Data entries:
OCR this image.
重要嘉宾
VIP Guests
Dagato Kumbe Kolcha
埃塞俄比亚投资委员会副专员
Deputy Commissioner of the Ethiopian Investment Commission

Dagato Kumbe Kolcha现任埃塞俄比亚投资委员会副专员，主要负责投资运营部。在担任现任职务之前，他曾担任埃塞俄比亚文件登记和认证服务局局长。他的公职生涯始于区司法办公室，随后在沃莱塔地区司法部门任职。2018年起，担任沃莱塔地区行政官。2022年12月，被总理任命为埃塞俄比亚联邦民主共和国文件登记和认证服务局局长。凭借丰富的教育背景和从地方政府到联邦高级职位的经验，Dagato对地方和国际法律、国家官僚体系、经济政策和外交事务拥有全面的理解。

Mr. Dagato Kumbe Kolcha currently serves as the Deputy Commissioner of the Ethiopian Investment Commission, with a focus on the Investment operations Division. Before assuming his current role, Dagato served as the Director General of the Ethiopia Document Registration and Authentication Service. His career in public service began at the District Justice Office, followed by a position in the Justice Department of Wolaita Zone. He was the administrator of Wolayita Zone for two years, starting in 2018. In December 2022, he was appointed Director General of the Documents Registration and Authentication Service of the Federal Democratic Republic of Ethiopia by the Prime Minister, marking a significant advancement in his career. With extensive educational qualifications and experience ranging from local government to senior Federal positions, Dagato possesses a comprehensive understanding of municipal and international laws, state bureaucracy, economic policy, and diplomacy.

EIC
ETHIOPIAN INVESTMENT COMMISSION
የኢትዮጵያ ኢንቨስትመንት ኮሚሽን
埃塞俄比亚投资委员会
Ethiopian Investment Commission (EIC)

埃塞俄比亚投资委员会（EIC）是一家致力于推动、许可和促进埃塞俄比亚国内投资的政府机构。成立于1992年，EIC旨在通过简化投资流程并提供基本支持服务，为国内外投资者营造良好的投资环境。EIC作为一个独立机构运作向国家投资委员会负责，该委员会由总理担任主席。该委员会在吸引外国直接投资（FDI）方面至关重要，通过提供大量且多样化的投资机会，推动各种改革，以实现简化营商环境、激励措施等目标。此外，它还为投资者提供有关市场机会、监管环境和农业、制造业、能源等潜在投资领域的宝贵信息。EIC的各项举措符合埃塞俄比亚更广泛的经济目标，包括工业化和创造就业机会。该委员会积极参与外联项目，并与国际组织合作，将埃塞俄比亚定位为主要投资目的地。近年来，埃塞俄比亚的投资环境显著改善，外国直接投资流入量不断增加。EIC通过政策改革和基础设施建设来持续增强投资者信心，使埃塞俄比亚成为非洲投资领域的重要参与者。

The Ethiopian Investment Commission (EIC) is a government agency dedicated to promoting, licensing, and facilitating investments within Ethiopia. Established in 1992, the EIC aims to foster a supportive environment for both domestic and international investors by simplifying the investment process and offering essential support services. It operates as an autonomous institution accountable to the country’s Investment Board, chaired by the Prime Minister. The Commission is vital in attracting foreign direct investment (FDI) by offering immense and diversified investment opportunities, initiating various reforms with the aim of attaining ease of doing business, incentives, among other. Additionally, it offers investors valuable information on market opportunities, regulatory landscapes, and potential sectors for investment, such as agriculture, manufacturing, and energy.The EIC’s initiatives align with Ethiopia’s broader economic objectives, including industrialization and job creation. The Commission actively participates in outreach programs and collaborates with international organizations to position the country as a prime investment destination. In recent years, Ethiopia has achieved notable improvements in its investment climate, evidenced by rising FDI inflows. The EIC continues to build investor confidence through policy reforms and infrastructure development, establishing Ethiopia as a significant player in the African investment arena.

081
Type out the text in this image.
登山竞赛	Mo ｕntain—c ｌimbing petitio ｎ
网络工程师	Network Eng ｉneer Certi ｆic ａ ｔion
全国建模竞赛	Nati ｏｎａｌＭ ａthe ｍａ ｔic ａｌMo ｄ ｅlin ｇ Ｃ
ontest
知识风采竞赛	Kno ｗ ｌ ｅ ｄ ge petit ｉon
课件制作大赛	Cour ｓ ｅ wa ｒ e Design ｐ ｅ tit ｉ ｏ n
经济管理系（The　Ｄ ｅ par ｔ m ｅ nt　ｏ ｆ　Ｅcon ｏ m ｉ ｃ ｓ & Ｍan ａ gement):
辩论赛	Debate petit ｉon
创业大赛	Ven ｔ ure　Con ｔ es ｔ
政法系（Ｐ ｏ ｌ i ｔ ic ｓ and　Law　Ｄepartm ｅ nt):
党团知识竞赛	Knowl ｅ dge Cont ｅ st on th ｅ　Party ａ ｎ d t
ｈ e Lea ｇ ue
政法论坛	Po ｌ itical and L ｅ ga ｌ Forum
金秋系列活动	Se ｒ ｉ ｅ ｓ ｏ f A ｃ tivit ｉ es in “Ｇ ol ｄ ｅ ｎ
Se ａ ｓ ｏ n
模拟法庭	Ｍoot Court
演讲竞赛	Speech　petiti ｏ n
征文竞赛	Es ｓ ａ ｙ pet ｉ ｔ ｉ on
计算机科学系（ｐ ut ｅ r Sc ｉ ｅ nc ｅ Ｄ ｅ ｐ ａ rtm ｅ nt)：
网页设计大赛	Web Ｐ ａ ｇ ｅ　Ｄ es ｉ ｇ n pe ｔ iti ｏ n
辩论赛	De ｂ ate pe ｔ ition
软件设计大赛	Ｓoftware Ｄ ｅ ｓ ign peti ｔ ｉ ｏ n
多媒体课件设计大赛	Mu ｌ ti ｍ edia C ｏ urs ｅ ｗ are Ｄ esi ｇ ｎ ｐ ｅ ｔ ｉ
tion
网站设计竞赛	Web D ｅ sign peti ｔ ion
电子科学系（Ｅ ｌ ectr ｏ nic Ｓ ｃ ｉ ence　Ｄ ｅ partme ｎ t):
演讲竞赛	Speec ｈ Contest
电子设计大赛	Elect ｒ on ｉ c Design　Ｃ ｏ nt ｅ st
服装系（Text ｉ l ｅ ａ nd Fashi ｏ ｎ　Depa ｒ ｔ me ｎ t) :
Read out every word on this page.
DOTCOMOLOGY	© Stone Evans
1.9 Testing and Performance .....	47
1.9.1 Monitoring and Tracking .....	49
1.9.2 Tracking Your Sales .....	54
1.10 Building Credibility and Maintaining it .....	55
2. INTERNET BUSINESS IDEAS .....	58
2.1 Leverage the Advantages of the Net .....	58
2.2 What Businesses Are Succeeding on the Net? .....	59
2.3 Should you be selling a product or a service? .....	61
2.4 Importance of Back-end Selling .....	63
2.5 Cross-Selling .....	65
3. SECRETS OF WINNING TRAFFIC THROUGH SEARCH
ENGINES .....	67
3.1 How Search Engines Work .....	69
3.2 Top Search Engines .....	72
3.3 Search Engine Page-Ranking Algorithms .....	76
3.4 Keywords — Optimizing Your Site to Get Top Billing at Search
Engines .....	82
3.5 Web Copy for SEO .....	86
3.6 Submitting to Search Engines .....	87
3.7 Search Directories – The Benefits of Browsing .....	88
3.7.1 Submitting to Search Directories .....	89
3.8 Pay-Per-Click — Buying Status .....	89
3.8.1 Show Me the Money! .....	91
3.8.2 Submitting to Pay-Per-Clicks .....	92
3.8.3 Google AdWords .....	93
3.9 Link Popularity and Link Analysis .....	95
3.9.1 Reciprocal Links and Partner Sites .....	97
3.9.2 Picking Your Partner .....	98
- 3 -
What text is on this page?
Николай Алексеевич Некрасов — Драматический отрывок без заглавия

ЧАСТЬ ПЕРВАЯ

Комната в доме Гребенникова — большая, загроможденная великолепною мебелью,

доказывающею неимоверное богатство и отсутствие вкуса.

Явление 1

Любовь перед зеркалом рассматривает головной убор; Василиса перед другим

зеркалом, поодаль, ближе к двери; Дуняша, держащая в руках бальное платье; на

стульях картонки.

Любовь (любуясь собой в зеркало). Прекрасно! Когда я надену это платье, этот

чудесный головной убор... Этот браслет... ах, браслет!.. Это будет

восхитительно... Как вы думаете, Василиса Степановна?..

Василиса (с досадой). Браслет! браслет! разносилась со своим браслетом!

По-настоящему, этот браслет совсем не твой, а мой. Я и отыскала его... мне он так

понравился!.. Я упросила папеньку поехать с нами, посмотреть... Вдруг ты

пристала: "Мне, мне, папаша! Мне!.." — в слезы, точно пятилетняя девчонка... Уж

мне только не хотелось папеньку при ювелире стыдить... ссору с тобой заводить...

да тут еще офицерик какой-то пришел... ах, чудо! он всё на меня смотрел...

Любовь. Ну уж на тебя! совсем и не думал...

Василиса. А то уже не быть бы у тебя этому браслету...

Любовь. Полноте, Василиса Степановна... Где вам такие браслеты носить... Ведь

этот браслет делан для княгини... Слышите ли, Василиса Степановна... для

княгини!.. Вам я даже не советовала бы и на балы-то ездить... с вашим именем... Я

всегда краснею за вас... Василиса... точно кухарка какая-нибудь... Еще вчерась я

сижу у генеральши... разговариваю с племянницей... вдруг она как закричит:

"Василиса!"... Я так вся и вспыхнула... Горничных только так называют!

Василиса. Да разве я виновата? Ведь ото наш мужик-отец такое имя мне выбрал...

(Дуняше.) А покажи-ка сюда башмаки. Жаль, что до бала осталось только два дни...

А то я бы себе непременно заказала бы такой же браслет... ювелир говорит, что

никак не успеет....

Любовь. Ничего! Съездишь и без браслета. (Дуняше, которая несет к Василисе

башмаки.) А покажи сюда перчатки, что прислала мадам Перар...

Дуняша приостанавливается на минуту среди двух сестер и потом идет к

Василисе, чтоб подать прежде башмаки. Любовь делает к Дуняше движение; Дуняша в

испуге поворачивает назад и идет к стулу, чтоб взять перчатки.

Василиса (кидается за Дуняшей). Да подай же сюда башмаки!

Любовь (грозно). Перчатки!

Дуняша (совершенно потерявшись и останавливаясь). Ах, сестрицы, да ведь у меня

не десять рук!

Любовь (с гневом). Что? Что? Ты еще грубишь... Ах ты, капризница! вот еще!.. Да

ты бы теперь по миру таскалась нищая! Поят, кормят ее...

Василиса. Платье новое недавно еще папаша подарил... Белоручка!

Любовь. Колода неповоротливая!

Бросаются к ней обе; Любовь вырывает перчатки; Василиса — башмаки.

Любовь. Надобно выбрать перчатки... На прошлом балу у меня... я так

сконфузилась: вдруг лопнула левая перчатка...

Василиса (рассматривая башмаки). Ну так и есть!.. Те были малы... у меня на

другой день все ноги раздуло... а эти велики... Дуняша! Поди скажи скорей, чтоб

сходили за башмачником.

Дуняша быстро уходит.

AIM OF THE TASK ->
Give the number of lines in the entries that include the string "совсем", and nothing more.

RESPONSE TO THIS EXERCISE ->
2